◆ REQUIREMENT: Each line that includes "Other" counts once; give the total and nothing besides.

◆ GIVEN RECORDS:

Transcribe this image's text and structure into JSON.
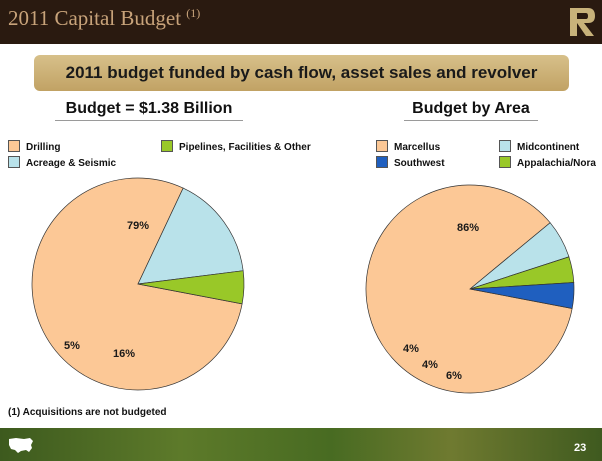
{
  "header": {
    "title": "2011 Capital Budget",
    "title_note": "(1)"
  },
  "banner": {
    "text": "2011 budget funded by cash flow, asset sales and revolver"
  },
  "footnote": "(1)  Acquisitions are not budgeted",
  "page_number": "23",
  "chart_data": [
    {
      "type": "pie",
      "title": "Budget = $1.38 Billion",
      "legend": [
        "Drilling",
        "Pipelines, Facilities & Other",
        "Acreage & Seismic"
      ],
      "slices": [
        {
          "label": "Drilling",
          "value": 79,
          "display": "79%",
          "color": "#fcc896"
        },
        {
          "label": "Acreage & Seismic",
          "value": 16,
          "display": "16%",
          "color": "#b9e2ea"
        },
        {
          "label": "Pipelines, Facilities & Other",
          "value": 5,
          "display": "5%",
          "color": "#99c828"
        }
      ]
    },
    {
      "type": "pie",
      "title": "Budget by Area",
      "legend": [
        "Marcellus",
        "Midcontinent",
        "Southwest",
        "Appalachia/Nora"
      ],
      "slices": [
        {
          "label": "Marcellus",
          "value": 86,
          "display": "86%",
          "color": "#fcc896"
        },
        {
          "label": "Midcontinent",
          "value": 6,
          "display": "6%",
          "color": "#b9e2ea"
        },
        {
          "label": "Appalachia/Nora",
          "value": 4,
          "display": "4%",
          "color": "#99c828"
        },
        {
          "label": "Southwest",
          "value": 4,
          "display": "4%",
          "color": "#1f5fbf"
        }
      ]
    }
  ]
}
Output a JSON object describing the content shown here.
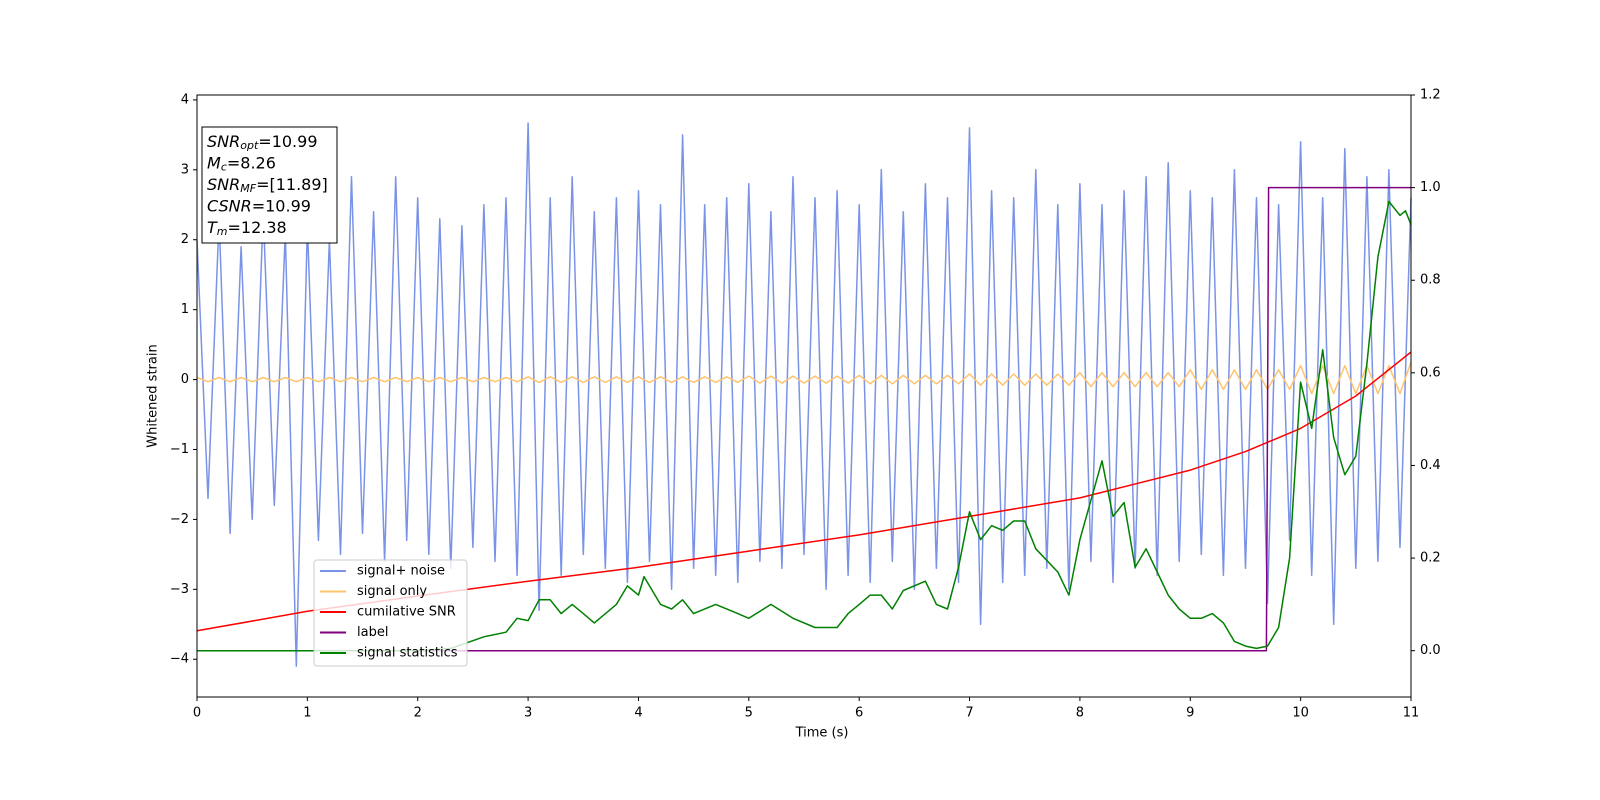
{
  "chart_data": {
    "type": "line",
    "xlabel": "Time (s)",
    "ylabel": "Whitened strain",
    "xlim": [
      0,
      11
    ],
    "ylim": [
      -4.54,
      4.07
    ],
    "y2lim": [
      -0.1,
      1.2
    ],
    "xticks": [
      0,
      1,
      2,
      3,
      4,
      5,
      6,
      7,
      8,
      9,
      10,
      11
    ],
    "yticks": [
      {
        "value": -4,
        "label": "−4"
      },
      {
        "value": -3,
        "label": "−3"
      },
      {
        "value": -2,
        "label": "−2"
      },
      {
        "value": -1,
        "label": "−1"
      },
      0,
      1,
      2,
      3,
      4
    ],
    "y2ticks": [
      {
        "value": 0,
        "label": "0.0"
      },
      0.2,
      0.4,
      0.6,
      0.8,
      {
        "value": 1,
        "label": "1.0"
      },
      1.2
    ],
    "legend": "lower left",
    "annotations": [
      {
        "main": "SNR",
        "sub": "opt",
        "rest": "=10.99"
      },
      {
        "main": "M",
        "sub": "c",
        "rest": "=8.26"
      },
      {
        "main": "SNR",
        "sub": "MF",
        "rest": "=[11.89]"
      },
      {
        "main": "CSNR",
        "rest": "=10.99"
      },
      {
        "main": "T",
        "sub": "m",
        "rest": "=12.38"
      }
    ],
    "x": [
      0,
      0.1,
      0.2,
      0.3,
      0.4,
      0.5,
      0.6,
      0.7,
      0.8,
      0.9,
      1,
      1.1,
      1.2,
      1.3,
      1.4,
      1.5,
      1.6,
      1.7,
      1.8,
      1.9,
      2,
      2.1,
      2.2,
      2.3,
      2.4,
      2.5,
      2.6,
      2.7,
      2.8,
      2.9,
      3,
      3.1,
      3.2,
      3.3,
      3.4,
      3.5,
      3.6,
      3.7,
      3.8,
      3.9,
      4,
      4.1,
      4.2,
      4.3,
      4.4,
      4.5,
      4.6,
      4.7,
      4.8,
      4.9,
      5,
      5.1,
      5.2,
      5.3,
      5.4,
      5.5,
      5.6,
      5.7,
      5.8,
      5.9,
      6,
      6.1,
      6.2,
      6.3,
      6.4,
      6.5,
      6.6,
      6.7,
      6.8,
      6.9,
      7,
      7.1,
      7.2,
      7.3,
      7.4,
      7.5,
      7.6,
      7.7,
      7.8,
      7.9,
      8,
      8.1,
      8.2,
      8.3,
      8.4,
      8.5,
      8.6,
      8.7,
      8.8,
      8.9,
      9,
      9.1,
      9.2,
      9.3,
      9.4,
      9.5,
      9.6,
      9.7,
      9.8,
      9.9,
      10,
      10.1,
      10.2,
      10.3,
      10.4,
      10.5,
      10.6,
      10.7,
      10.8,
      10.9,
      11
    ],
    "series": [
      {
        "name": "signal+ noise",
        "color": "#7b93e6",
        "values": [
          2.0,
          -1.7,
          2.3,
          -2.2,
          1.9,
          -2.0,
          2.4,
          -1.8,
          2.1,
          -4.1,
          2.2,
          -2.3,
          2.0,
          -2.5,
          2.9,
          -2.2,
          2.4,
          -2.6,
          2.9,
          -2.3,
          2.6,
          -2.5,
          2.3,
          -2.7,
          2.2,
          -2.4,
          2.5,
          -2.6,
          2.6,
          -2.8,
          3.67,
          -3.3,
          2.6,
          -2.8,
          2.9,
          -2.5,
          2.4,
          -2.7,
          2.6,
          -2.9,
          2.7,
          -2.6,
          2.5,
          -3.0,
          3.5,
          -2.7,
          2.5,
          -2.8,
          2.6,
          -2.9,
          2.8,
          -2.6,
          2.4,
          -2.7,
          2.9,
          -2.5,
          2.6,
          -3.0,
          2.7,
          -2.8,
          2.5,
          -2.9,
          3.0,
          -2.6,
          2.4,
          -3.0,
          2.8,
          -2.7,
          2.6,
          -2.9,
          3.6,
          -3.5,
          2.7,
          -2.9,
          2.6,
          -2.8,
          3.0,
          -2.7,
          2.5,
          -3.0,
          2.8,
          -2.6,
          2.5,
          -2.9,
          2.7,
          -2.7,
          2.9,
          -2.8,
          3.1,
          -2.6,
          2.7,
          -2.5,
          2.6,
          -2.8,
          3.0,
          -2.7,
          2.6,
          -3.2,
          2.5,
          -2.3,
          3.4,
          -2.8,
          2.6,
          -3.5,
          3.3,
          -2.7,
          2.9,
          -2.6,
          3.0,
          -2.4,
          2.6
        ]
      },
      {
        "name": "signal only",
        "color": "#ffc46e",
        "values": [
          0.03,
          -0.03,
          0.03,
          -0.03,
          0.03,
          -0.03,
          0.03,
          -0.03,
          0.03,
          -0.03,
          0.03,
          -0.03,
          0.03,
          -0.03,
          0.03,
          -0.03,
          0.03,
          -0.03,
          0.03,
          -0.03,
          0.03,
          -0.03,
          0.03,
          -0.03,
          0.03,
          -0.03,
          0.03,
          -0.03,
          0.03,
          -0.03,
          0.04,
          -0.04,
          0.04,
          -0.04,
          0.04,
          -0.04,
          0.04,
          -0.04,
          0.04,
          -0.04,
          0.04,
          -0.04,
          0.04,
          -0.04,
          0.04,
          -0.04,
          0.04,
          -0.04,
          0.04,
          -0.04,
          0.05,
          -0.05,
          0.05,
          -0.05,
          0.05,
          -0.05,
          0.05,
          -0.05,
          0.05,
          -0.05,
          0.06,
          -0.06,
          0.06,
          -0.06,
          0.06,
          -0.06,
          0.06,
          -0.06,
          0.06,
          -0.06,
          0.08,
          -0.08,
          0.08,
          -0.08,
          0.08,
          -0.08,
          0.08,
          -0.08,
          0.08,
          -0.08,
          0.1,
          -0.1,
          0.1,
          -0.1,
          0.1,
          -0.1,
          0.1,
          -0.1,
          0.1,
          -0.1,
          0.14,
          -0.14,
          0.14,
          -0.14,
          0.14,
          -0.14,
          0.14,
          -0.14,
          0.14,
          -0.14,
          0.2,
          -0.2,
          0.2,
          -0.2,
          0.2,
          -0.2,
          0.2,
          -0.2,
          0.2,
          -0.2,
          0.25
        ]
      },
      {
        "name": "cumilative SNR",
        "color": "#ff0000",
        "axis": "y2",
        "x": [
          0,
          1,
          2,
          3,
          4,
          5,
          6,
          7,
          8,
          9,
          9.5,
          10,
          10.5,
          11
        ],
        "values": [
          0.043,
          0.085,
          0.118,
          0.15,
          0.18,
          0.215,
          0.25,
          0.29,
          0.33,
          0.39,
          0.43,
          0.48,
          0.55,
          0.645
        ]
      },
      {
        "name": "label",
        "color": "#800080",
        "axis": "y2",
        "x": [
          0,
          9.69,
          9.71,
          11
        ],
        "values": [
          0,
          0,
          1,
          1
        ]
      },
      {
        "name": "signal statistics",
        "color": "#008000",
        "axis": "y2",
        "x": [
          0,
          0.5,
          1,
          1.5,
          2,
          2.3,
          2.6,
          2.8,
          2.9,
          3.0,
          3.1,
          3.2,
          3.3,
          3.4,
          3.5,
          3.6,
          3.8,
          3.9,
          4.0,
          4.05,
          4.2,
          4.3,
          4.4,
          4.5,
          4.7,
          4.9,
          5.0,
          5.2,
          5.4,
          5.6,
          5.8,
          5.9,
          6.0,
          6.1,
          6.2,
          6.3,
          6.4,
          6.6,
          6.7,
          6.8,
          6.9,
          7.0,
          7.1,
          7.2,
          7.3,
          7.4,
          7.5,
          7.6,
          7.8,
          7.9,
          8.0,
          8.2,
          8.3,
          8.4,
          8.5,
          8.6,
          8.7,
          8.8,
          8.9,
          9.0,
          9.1,
          9.2,
          9.3,
          9.4,
          9.5,
          9.6,
          9.7,
          9.8,
          9.9,
          10.0,
          10.1,
          10.2,
          10.3,
          10.4,
          10.5,
          10.6,
          10.7,
          10.8,
          10.9,
          10.95,
          11.0
        ],
        "values": [
          0,
          0,
          0,
          0,
          0,
          0.005,
          0.03,
          0.04,
          0.07,
          0.065,
          0.11,
          0.11,
          0.08,
          0.1,
          0.08,
          0.06,
          0.1,
          0.14,
          0.12,
          0.16,
          0.1,
          0.09,
          0.11,
          0.08,
          0.1,
          0.08,
          0.07,
          0.1,
          0.07,
          0.05,
          0.05,
          0.08,
          0.1,
          0.12,
          0.12,
          0.09,
          0.13,
          0.15,
          0.1,
          0.09,
          0.18,
          0.3,
          0.24,
          0.27,
          0.26,
          0.28,
          0.28,
          0.22,
          0.17,
          0.12,
          0.24,
          0.41,
          0.29,
          0.32,
          0.18,
          0.22,
          0.17,
          0.12,
          0.09,
          0.07,
          0.07,
          0.08,
          0.06,
          0.02,
          0.01,
          0.005,
          0.01,
          0.05,
          0.2,
          0.58,
          0.48,
          0.65,
          0.46,
          0.38,
          0.42,
          0.62,
          0.85,
          0.97,
          0.94,
          0.95,
          0.92
        ]
      }
    ]
  }
}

◆ ANSWER IN FULL: 2